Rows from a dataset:
=======
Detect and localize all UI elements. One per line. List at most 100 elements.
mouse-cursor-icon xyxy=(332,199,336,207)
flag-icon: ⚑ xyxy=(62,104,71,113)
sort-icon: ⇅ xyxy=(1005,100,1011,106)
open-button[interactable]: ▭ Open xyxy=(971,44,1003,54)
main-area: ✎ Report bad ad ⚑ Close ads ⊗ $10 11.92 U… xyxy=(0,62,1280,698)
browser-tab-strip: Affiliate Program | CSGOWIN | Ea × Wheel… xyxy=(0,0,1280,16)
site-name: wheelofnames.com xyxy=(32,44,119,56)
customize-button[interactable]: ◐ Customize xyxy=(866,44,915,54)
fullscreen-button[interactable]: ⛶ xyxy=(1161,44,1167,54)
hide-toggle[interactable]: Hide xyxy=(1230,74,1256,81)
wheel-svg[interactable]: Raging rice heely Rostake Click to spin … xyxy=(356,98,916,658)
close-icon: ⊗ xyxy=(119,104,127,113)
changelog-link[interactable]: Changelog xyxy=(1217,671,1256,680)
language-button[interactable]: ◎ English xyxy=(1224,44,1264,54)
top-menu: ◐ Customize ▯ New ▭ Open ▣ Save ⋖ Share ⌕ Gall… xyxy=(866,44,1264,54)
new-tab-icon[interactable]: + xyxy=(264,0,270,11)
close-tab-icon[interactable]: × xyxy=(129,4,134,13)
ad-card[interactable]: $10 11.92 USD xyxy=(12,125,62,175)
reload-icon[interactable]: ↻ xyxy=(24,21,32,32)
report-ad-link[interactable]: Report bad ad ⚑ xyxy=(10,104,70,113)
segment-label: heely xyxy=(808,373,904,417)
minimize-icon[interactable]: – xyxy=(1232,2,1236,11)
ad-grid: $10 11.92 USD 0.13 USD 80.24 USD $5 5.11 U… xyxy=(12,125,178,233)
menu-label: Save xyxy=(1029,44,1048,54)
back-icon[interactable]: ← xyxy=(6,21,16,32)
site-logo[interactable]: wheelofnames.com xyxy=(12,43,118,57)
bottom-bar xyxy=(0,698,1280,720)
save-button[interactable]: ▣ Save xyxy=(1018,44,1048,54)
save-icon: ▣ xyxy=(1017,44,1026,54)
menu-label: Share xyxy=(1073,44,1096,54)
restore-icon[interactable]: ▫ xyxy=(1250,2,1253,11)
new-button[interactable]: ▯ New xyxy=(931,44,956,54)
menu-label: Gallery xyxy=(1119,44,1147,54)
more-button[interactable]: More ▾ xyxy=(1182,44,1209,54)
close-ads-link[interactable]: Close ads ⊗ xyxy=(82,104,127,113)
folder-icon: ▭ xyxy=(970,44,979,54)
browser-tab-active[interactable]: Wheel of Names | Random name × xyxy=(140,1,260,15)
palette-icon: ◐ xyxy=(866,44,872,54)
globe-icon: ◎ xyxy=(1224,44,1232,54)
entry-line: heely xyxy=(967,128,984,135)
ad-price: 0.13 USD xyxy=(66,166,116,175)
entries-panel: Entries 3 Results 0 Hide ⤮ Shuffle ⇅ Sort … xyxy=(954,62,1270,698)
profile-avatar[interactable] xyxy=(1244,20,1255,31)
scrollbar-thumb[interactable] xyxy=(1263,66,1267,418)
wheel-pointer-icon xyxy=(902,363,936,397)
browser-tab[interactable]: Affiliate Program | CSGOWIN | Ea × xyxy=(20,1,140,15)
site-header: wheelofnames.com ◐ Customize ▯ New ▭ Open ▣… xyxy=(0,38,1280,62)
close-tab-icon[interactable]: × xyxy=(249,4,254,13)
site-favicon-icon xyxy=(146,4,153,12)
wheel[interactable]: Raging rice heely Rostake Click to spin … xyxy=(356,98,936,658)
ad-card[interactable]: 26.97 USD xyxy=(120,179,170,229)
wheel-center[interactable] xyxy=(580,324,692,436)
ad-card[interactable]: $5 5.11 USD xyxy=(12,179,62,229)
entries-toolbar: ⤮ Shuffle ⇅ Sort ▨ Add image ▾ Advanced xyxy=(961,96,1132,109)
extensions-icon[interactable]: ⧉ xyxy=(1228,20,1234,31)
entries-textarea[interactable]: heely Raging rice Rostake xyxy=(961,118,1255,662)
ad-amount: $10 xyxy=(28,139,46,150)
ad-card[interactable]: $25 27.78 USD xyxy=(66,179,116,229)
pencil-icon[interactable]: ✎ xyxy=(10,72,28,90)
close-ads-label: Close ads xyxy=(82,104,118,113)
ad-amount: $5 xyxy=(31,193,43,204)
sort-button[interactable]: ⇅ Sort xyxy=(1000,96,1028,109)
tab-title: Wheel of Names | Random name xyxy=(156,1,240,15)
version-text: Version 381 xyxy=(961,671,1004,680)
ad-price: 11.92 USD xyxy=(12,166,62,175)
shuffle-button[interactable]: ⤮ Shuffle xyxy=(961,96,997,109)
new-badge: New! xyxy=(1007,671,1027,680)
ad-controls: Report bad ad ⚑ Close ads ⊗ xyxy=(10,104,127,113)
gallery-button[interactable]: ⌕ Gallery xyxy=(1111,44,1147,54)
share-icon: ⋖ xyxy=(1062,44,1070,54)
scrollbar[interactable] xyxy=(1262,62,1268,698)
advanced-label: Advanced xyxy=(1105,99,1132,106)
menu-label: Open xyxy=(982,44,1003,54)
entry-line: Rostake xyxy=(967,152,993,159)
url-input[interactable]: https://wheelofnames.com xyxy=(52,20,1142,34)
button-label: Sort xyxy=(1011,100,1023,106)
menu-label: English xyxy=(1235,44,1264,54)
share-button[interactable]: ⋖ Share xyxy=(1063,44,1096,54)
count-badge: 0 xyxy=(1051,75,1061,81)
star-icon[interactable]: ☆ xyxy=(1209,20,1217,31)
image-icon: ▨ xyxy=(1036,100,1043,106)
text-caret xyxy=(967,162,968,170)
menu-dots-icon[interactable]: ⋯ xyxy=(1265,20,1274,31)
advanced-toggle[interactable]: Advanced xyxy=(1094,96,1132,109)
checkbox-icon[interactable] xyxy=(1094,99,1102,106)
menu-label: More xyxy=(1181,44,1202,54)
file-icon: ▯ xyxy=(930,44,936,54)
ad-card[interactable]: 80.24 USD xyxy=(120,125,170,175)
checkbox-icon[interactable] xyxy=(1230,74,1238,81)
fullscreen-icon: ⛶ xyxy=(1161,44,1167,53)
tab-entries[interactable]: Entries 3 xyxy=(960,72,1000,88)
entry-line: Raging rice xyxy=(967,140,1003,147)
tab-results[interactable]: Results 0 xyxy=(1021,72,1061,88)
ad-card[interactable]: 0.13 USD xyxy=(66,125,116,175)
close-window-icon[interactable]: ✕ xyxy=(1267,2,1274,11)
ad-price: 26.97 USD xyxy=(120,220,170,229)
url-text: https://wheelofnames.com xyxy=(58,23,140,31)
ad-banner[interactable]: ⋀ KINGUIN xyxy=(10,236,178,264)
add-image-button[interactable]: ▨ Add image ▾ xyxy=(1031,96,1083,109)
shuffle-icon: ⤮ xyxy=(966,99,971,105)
=======
§ **Instructions to follow**: Return each of these lines verbatim, covering every item.

§ **Finished task**:
Detect and localize all UI elements. One per line. List at most 100 elements.
mouse-cursor-icon xyxy=(332,199,336,207)
flag-icon: ⚑ xyxy=(62,104,71,113)
sort-icon: ⇅ xyxy=(1005,100,1011,106)
open-button[interactable]: ▭ Open xyxy=(971,44,1003,54)
main-area: ✎ Report bad ad ⚑ Close ads ⊗ $10 11.92 U… xyxy=(0,62,1280,698)
browser-tab-strip: Affiliate Program | CSGOWIN | Ea × Wheel… xyxy=(0,0,1280,16)
site-name: wheelofnames.com xyxy=(32,44,119,56)
customize-button[interactable]: ◐ Customize xyxy=(866,44,915,54)
fullscreen-button[interactable]: ⛶ xyxy=(1161,44,1167,54)
hide-toggle[interactable]: Hide xyxy=(1230,74,1256,81)
wheel-svg[interactable]: Raging rice heely Rostake Click to spin … xyxy=(356,98,916,658)
close-icon: ⊗ xyxy=(119,104,127,113)
changelog-link[interactable]: Changelog xyxy=(1217,671,1256,680)
language-button[interactable]: ◎ English xyxy=(1224,44,1264,54)
top-menu: ◐ Customize ▯ New ▭ Open ▣ Save ⋖ Share ⌕ Gall… xyxy=(866,44,1264,54)
new-tab-icon[interactable]: + xyxy=(264,0,270,11)
close-tab-icon[interactable]: × xyxy=(129,4,134,13)
ad-card[interactable]: $10 11.92 USD xyxy=(12,125,62,175)
reload-icon[interactable]: ↻ xyxy=(24,21,32,32)
report-ad-link[interactable]: Report bad ad ⚑ xyxy=(10,104,70,113)
segment-label: heely xyxy=(808,373,904,417)
minimize-icon[interactable]: – xyxy=(1232,2,1236,11)
ad-grid: $10 11.92 USD 0.13 USD 80.24 USD $5 5.11 U… xyxy=(12,125,178,233)
menu-label: Save xyxy=(1029,44,1048,54)
back-icon[interactable]: ← xyxy=(6,21,16,32)
site-logo[interactable]: wheelofnames.com xyxy=(12,43,118,57)
bottom-bar xyxy=(0,698,1280,720)
save-button[interactable]: ▣ Save xyxy=(1018,44,1048,54)
save-icon: ▣ xyxy=(1017,44,1026,54)
menu-label: Share xyxy=(1073,44,1096,54)
restore-icon[interactable]: ▫ xyxy=(1250,2,1253,11)
new-button[interactable]: ▯ New xyxy=(931,44,956,54)
menu-label: Gallery xyxy=(1119,44,1147,54)
more-button[interactable]: More ▾ xyxy=(1182,44,1209,54)
close-ads-link[interactable]: Close ads ⊗ xyxy=(82,104,127,113)
folder-icon: ▭ xyxy=(970,44,979,54)
browser-tab-active[interactable]: Wheel of Names | Random name × xyxy=(140,1,260,15)
palette-icon: ◐ xyxy=(866,44,872,54)
globe-icon: ◎ xyxy=(1224,44,1232,54)
entry-line: heely xyxy=(967,128,984,135)
ad-price: 0.13 USD xyxy=(66,166,116,175)
entries-panel: Entries 3 Results 0 Hide ⤮ Shuffle ⇅ Sort … xyxy=(954,62,1270,698)
profile-avatar[interactable] xyxy=(1244,20,1255,31)
scrollbar-thumb[interactable] xyxy=(1263,66,1267,418)
wheel-pointer-icon xyxy=(902,363,936,397)
browser-tab[interactable]: Affiliate Program | CSGOWIN | Ea × xyxy=(20,1,140,15)
site-header: wheelofnames.com ◐ Customize ▯ New ▭ Open ▣… xyxy=(0,38,1280,62)
close-tab-icon[interactable]: × xyxy=(249,4,254,13)
site-favicon-icon xyxy=(146,4,153,12)
wheel[interactable]: Raging rice heely Rostake Click to spin … xyxy=(356,98,936,658)
ad-card[interactable]: 26.97 USD xyxy=(120,179,170,229)
wheel-center[interactable] xyxy=(580,324,692,436)
ad-card[interactable]: $5 5.11 USD xyxy=(12,179,62,229)
entries-toolbar: ⤮ Shuffle ⇅ Sort ▨ Add image ▾ Advanced xyxy=(961,96,1132,109)
extensions-icon[interactable]: ⧉ xyxy=(1228,20,1234,31)
entries-textarea[interactable]: heely Raging rice Rostake xyxy=(961,118,1255,662)
ad-amount: $10 xyxy=(28,139,46,150)
ad-card[interactable]: $25 27.78 USD xyxy=(66,179,116,229)
pencil-icon[interactable]: ✎ xyxy=(10,72,28,90)
close-ads-label: Close ads xyxy=(82,104,118,113)
ad-amount: $5 xyxy=(31,193,43,204)
sort-button[interactable]: ⇅ Sort xyxy=(1000,96,1028,109)
tab-title: Wheel of Names | Random name xyxy=(156,1,240,15)
version-text: Version 381 xyxy=(961,671,1004,680)
ad-price: 11.92 USD xyxy=(12,166,62,175)
shuffle-button[interactable]: ⤮ Shuffle xyxy=(961,96,997,109)
new-badge: New! xyxy=(1007,671,1027,680)
ad-controls: Report bad ad ⚑ Close ads ⊗ xyxy=(10,104,127,113)
gallery-button[interactable]: ⌕ Gallery xyxy=(1111,44,1147,54)
share-icon: ⋖ xyxy=(1062,44,1070,54)
scrollbar[interactable] xyxy=(1262,62,1268,698)
advanced-label: Advanced xyxy=(1105,99,1132,106)
menu-label: Open xyxy=(982,44,1003,54)
entry-line: Rostake xyxy=(967,152,993,159)
url-input[interactable]: https://wheelofnames.com xyxy=(52,20,1142,34)
button-label: Sort xyxy=(1011,100,1023,106)
menu-label: English xyxy=(1235,44,1264,54)
share-button[interactable]: ⋖ Share xyxy=(1063,44,1096,54)
count-badge: 0 xyxy=(1051,75,1061,81)
star-icon[interactable]: ☆ xyxy=(1209,20,1217,31)
image-icon: ▨ xyxy=(1036,100,1043,106)
text-caret xyxy=(967,162,968,170)
menu-dots-icon[interactable]: ⋯ xyxy=(1265,20,1274,31)
advanced-toggle[interactable]: Advanced xyxy=(1094,96,1132,109)
checkbox-icon[interactable] xyxy=(1094,99,1102,106)
menu-label: More xyxy=(1181,44,1202,54)
file-icon: ▯ xyxy=(930,44,936,54)
ad-card[interactable]: 80.24 USD xyxy=(120,125,170,175)
checkbox-icon[interactable] xyxy=(1230,74,1238,81)
fullscreen-icon: ⛶ xyxy=(1161,44,1167,53)
tab-entries[interactable]: Entries 3 xyxy=(960,72,1000,88)
entry-line: Raging rice xyxy=(967,140,1003,147)
tab-results[interactable]: Results 0 xyxy=(1021,72,1061,88)
ad-card[interactable]: 0.13 USD xyxy=(66,125,116,175)
close-window-icon[interactable]: ✕ xyxy=(1267,2,1274,11)
ad-price: 26.97 USD xyxy=(120,220,170,229)
url-text: https://wheelofnames.com xyxy=(58,23,140,31)
ad-banner[interactable]: ⋀ KINGUIN xyxy=(10,236,178,264)
add-image-button[interactable]: ▨ Add image ▾ xyxy=(1031,96,1083,109)
shuffle-icon: ⤮ xyxy=(966,99,971,105)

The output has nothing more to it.